- _Prompt a_:
Say whether each statement agrees with the news report on the Eunice water line break below: (i) the broken water main was 14 inches; (ii) Eunice has three major water pipelines; (iii) crews said water pressure would be at full capacity by Thursday evening. Answer yes or no for each, and quote the deciding words of the report.

----- Page excerpt

EUNICE, N.M. - Water conservation is a big deal in Eunice, New Mexico and after losing over two million gallons of water over the past few days, conserving water in Eunice is even more important than before. The line broke sometime between Tuesday night and Wednesday morning causing many people to be without water.  

Matthew McCasland, a resident of Eunice, told NewsWest 9 what trouble he went through the night the line break happened, "I had to draw a bunch of water for drinking and flushing the toilet and I couldn't take a shower, so I just had to do what I had to do. Everyone probably had to do that."

Eunice Mayor, Matt White, said, "We had a construction company that was putting in an oil pipeline of a gas pipeline, they had actually got permission to go underneath our pipeline a couple of days ago, they had dug underneath it. Somehow, somebody ran over the line after they put it in and it probably gave and it broke a 14 inch water main."

Eunice has two major water pipelines. But once one of the water lines broke, it managed to vacuum dirt and gravel inside.

"So we had to shut the whole water system off, get that line fixed and then we flushed the whole system to get all of the dirt and gravel out of there," White said.

Water crews worked overnight to fix the problem and say the water pressure will be at full capacity by Thursday evening.

"The line was fixed and now we're just getting our pressure back up to speed. It takes about 12 hours or so because there's about four to five million gallons of water in that line," White said.

----------
----- Listed records

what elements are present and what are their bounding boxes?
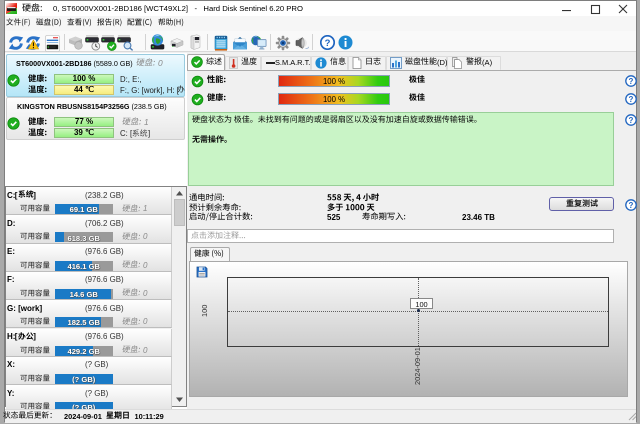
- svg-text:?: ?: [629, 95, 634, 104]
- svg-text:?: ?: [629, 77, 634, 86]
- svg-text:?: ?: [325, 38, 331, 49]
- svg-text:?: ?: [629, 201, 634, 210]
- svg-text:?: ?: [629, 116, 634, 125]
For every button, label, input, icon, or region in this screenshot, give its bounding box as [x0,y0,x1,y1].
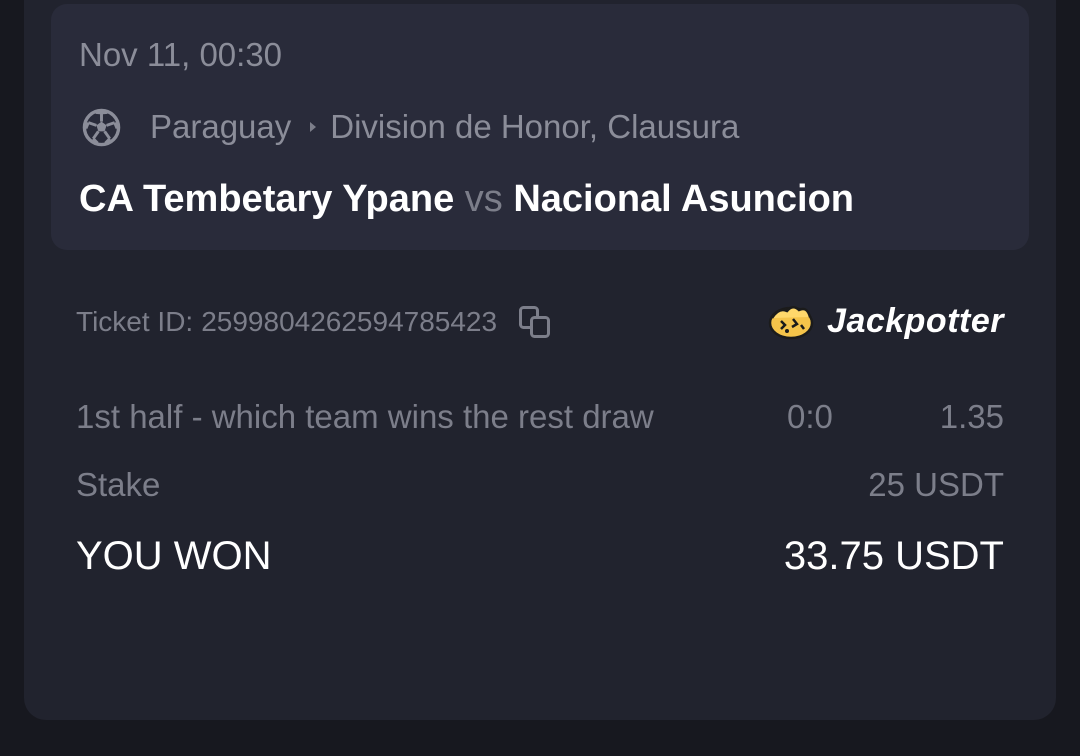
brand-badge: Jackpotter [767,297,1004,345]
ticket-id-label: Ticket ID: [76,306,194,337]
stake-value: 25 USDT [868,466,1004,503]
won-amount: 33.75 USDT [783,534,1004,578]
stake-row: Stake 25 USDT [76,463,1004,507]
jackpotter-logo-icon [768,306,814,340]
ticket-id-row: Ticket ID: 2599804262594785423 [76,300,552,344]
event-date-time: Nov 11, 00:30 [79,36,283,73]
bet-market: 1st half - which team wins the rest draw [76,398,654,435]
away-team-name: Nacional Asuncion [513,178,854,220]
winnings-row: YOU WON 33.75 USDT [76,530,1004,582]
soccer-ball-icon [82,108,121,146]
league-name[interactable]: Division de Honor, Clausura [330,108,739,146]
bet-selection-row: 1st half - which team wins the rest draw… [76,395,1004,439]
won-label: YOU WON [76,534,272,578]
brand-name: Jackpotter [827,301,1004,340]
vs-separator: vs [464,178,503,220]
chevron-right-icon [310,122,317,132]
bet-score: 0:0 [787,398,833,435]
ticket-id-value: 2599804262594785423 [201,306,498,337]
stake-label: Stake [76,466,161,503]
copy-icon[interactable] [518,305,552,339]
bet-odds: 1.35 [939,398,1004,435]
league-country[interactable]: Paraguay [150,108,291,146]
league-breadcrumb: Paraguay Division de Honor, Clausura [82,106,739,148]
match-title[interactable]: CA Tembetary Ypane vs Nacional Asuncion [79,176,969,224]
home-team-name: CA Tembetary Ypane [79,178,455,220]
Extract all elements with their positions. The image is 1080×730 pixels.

----------

- _Prompt b_:
Copy out the lines of the records above, starting at the line that contains "- svg-text:?: ?: [629, 95, 634, 104]" and stopping after the line that contains "For every button, label, input, icon, or".

- _Solution a_:
(i) Yes: "it broke a 14 inch water main."
(ii) No: "Eunice has two major water pipelines."
(iii) Yes: "say the water pressure will be at full capacity by Thursday evening."

- _Solution b_:
- svg-text:?: ?: [629, 95, 634, 104]
- svg-text:?: ?: [629, 77, 634, 86]
- svg-text:?: ?: [325, 38, 331, 49]
- svg-text:?: ?: [629, 201, 634, 210]
- svg-text:?: ?: [629, 116, 634, 125]
For every button, label, input, icon, or region in this screenshot, give its bounding box as [x0,y0,x1,y1].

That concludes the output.